> **WHAT NEEDS TO BE DONE**:
Exactly as written, please set down all of the entries again, with no pictures.

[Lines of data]
- - -

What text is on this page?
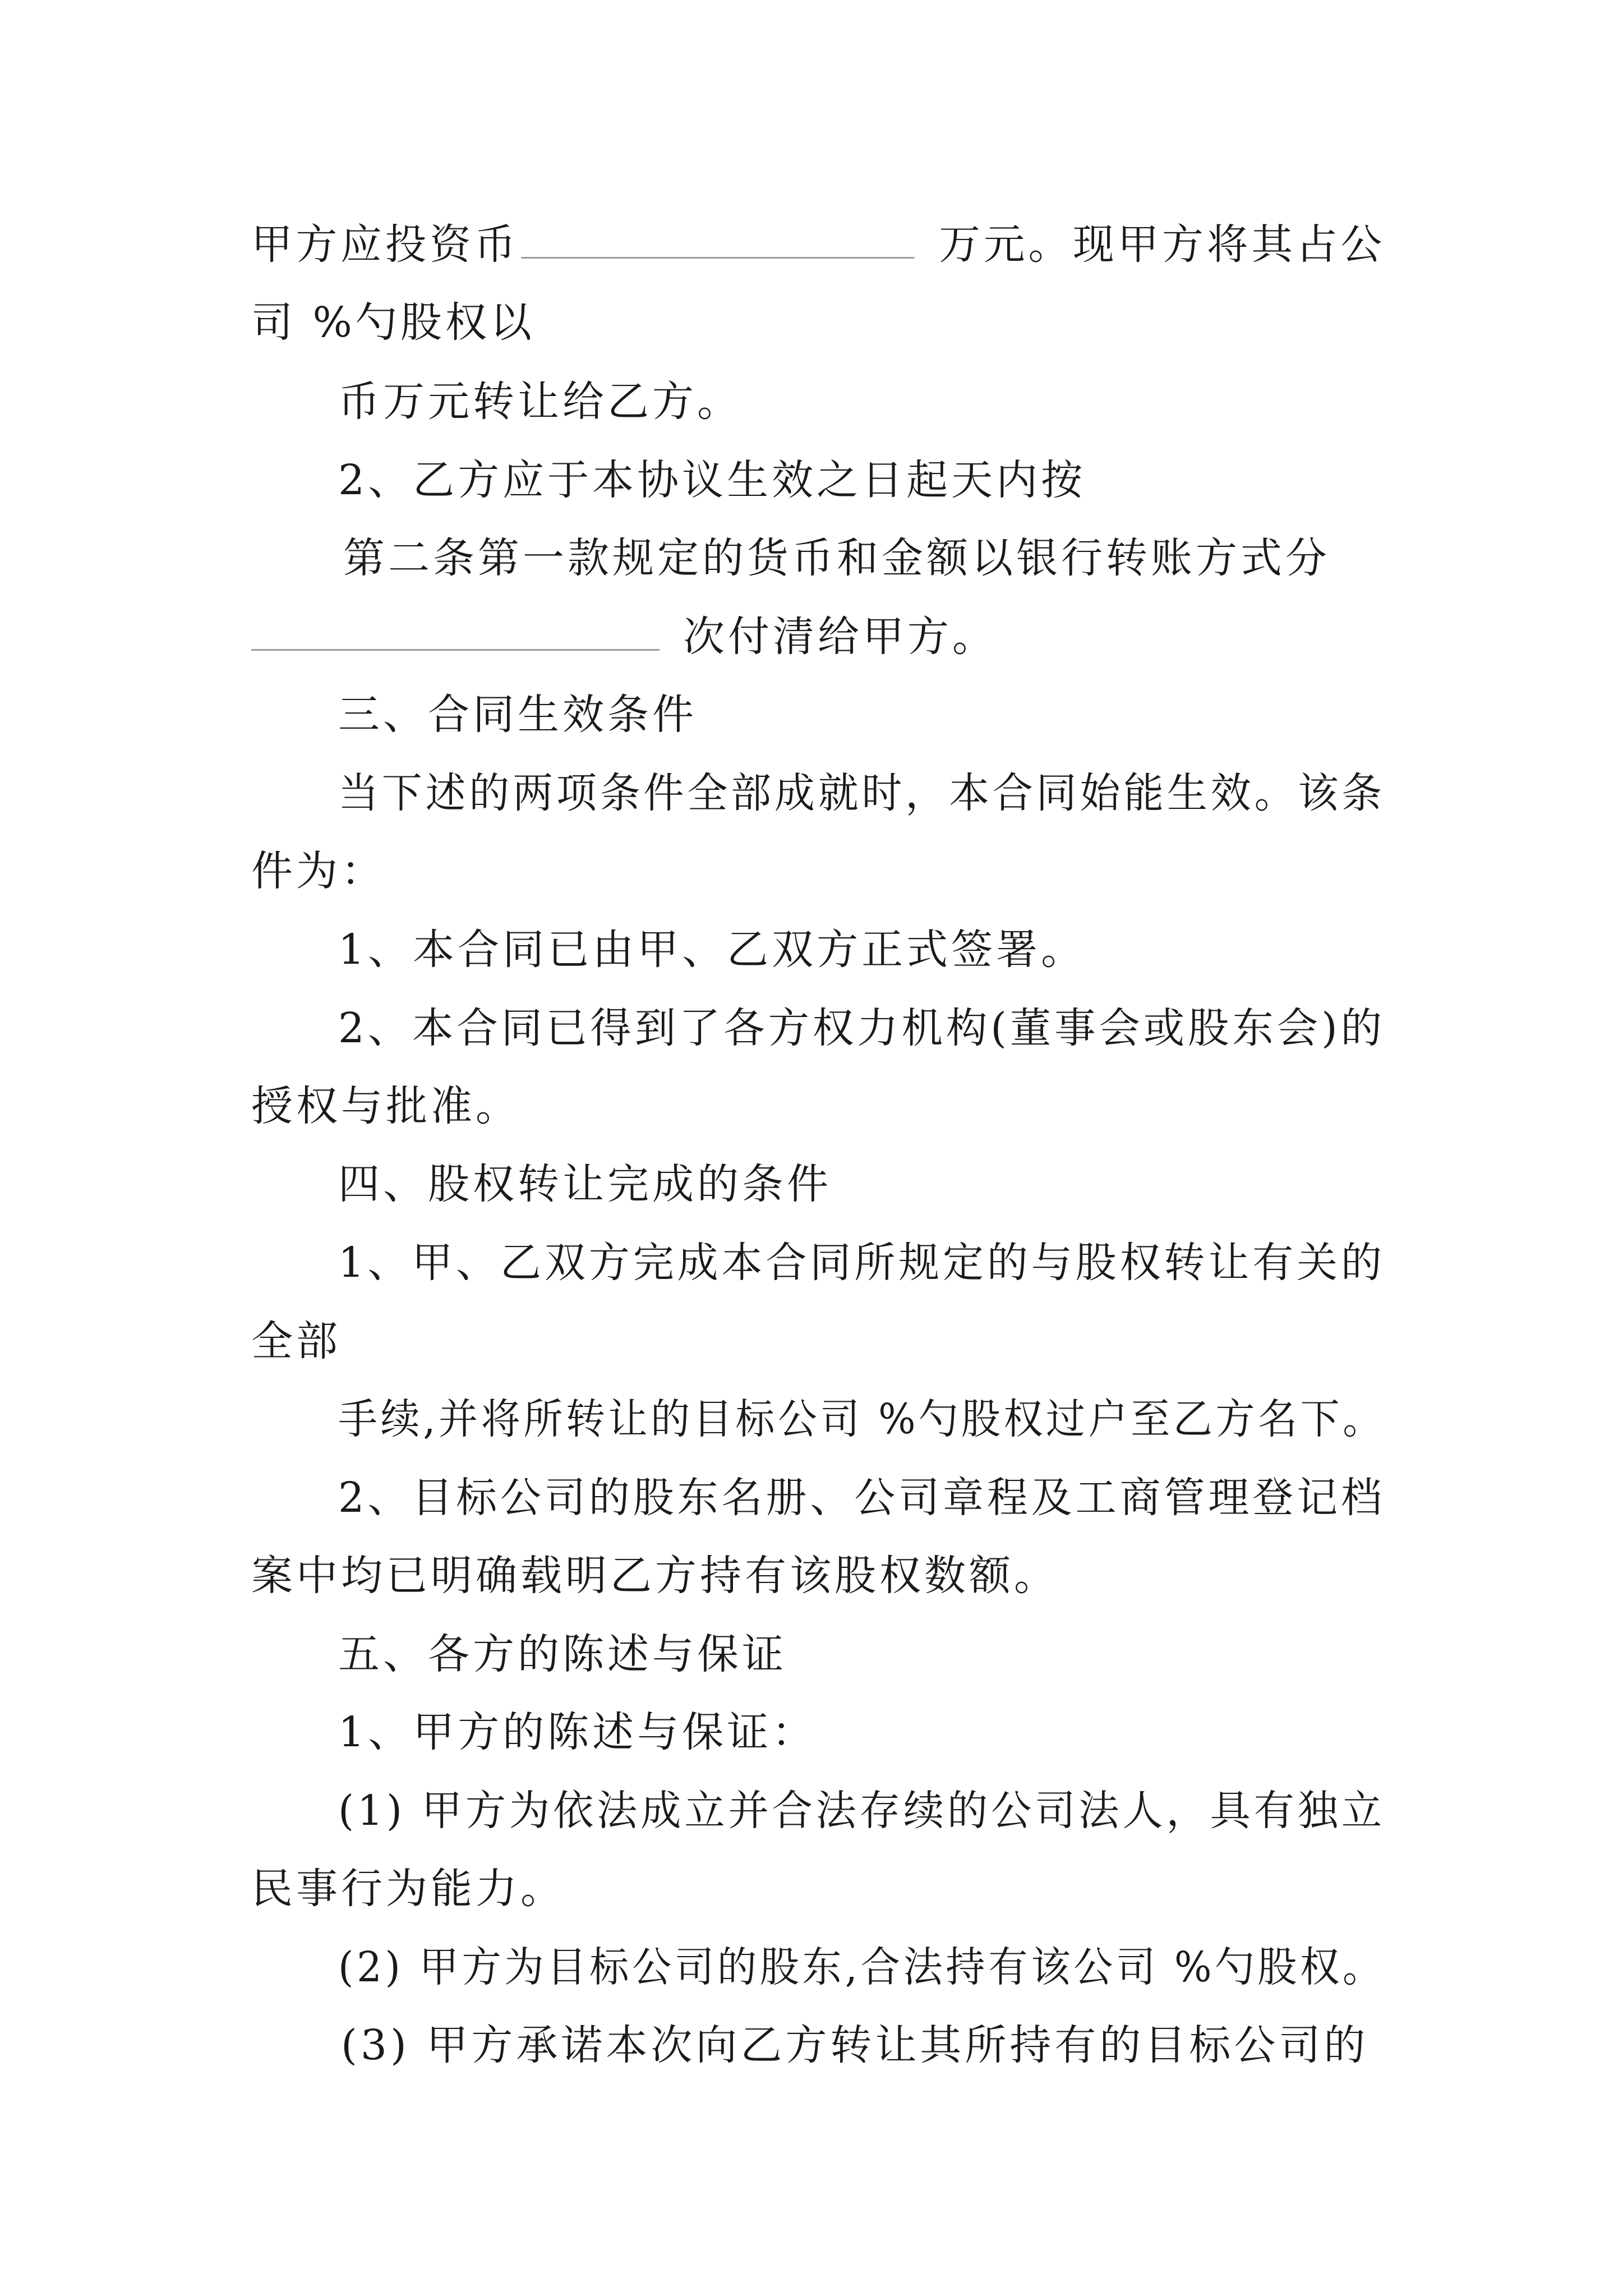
甲方应投资币	万元。现甲方将其占公
司 %勺股权以
币万元转让给乙方。
2、乙方应于本协议生效之日起天内按
第二条第一款规定的货币和金额以银行转账方式分
次付清给甲方。
三、合同生效条件
当下述的两项条件全部成就时，本合同始能生效。该条
件为：
1、本合同已由甲、乙双方正式签署。
2、本合同已得到了各方权力机构(董事会或股东会)的
授权与批准。
四、股权转让完成的条件
1、甲、乙双方完成本合同所规定的与股权转让有关的
全部
手续,并将所转让的目标公司 %勺股权过户至乙方名下。
2、目标公司的股东名册、公司章程及工商管理登记档
案中均已明确载明乙方持有该股权数额。
五、各方的陈述与保证
1、甲方的陈述与保证：
(1) 甲方为依法成立并合法存续的公司法人，具有独立
民事行为能力。
(2) 甲方为目标公司的股东,合法持有该公司 %勺股权。
(3) 甲方承诺本次向乙方转让其所持有的目标公司的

- - -

> **FINISHED EXERCISE**:
What text is on this page?
甲方应投资币	万元。现甲方将其占公
司 %勺股权以
币万元转让给乙方。
2、乙方应于本协议生效之日起天内按
第二条第一款规定的货币和金额以银行转账方式分
次付清给甲方。
三、合同生效条件
当下述的两项条件全部成就时，本合同始能生效。该条
件为：
1、本合同已由甲、乙双方正式签署。
2、本合同已得到了各方权力机构(董事会或股东会)的
授权与批准。
四、股权转让完成的条件
1、甲、乙双方完成本合同所规定的与股权转让有关的
全部
手续,并将所转让的目标公司 %勺股权过户至乙方名下。
2、目标公司的股东名册、公司章程及工商管理登记档
案中均已明确载明乙方持有该股权数额。
五、各方的陈述与保证
1、甲方的陈述与保证：
(1) 甲方为依法成立并合法存续的公司法人，具有独立
民事行为能力。
(2) 甲方为目标公司的股东,合法持有该公司 %勺股权。
(3) 甲方承诺本次向乙方转让其所持有的目标公司的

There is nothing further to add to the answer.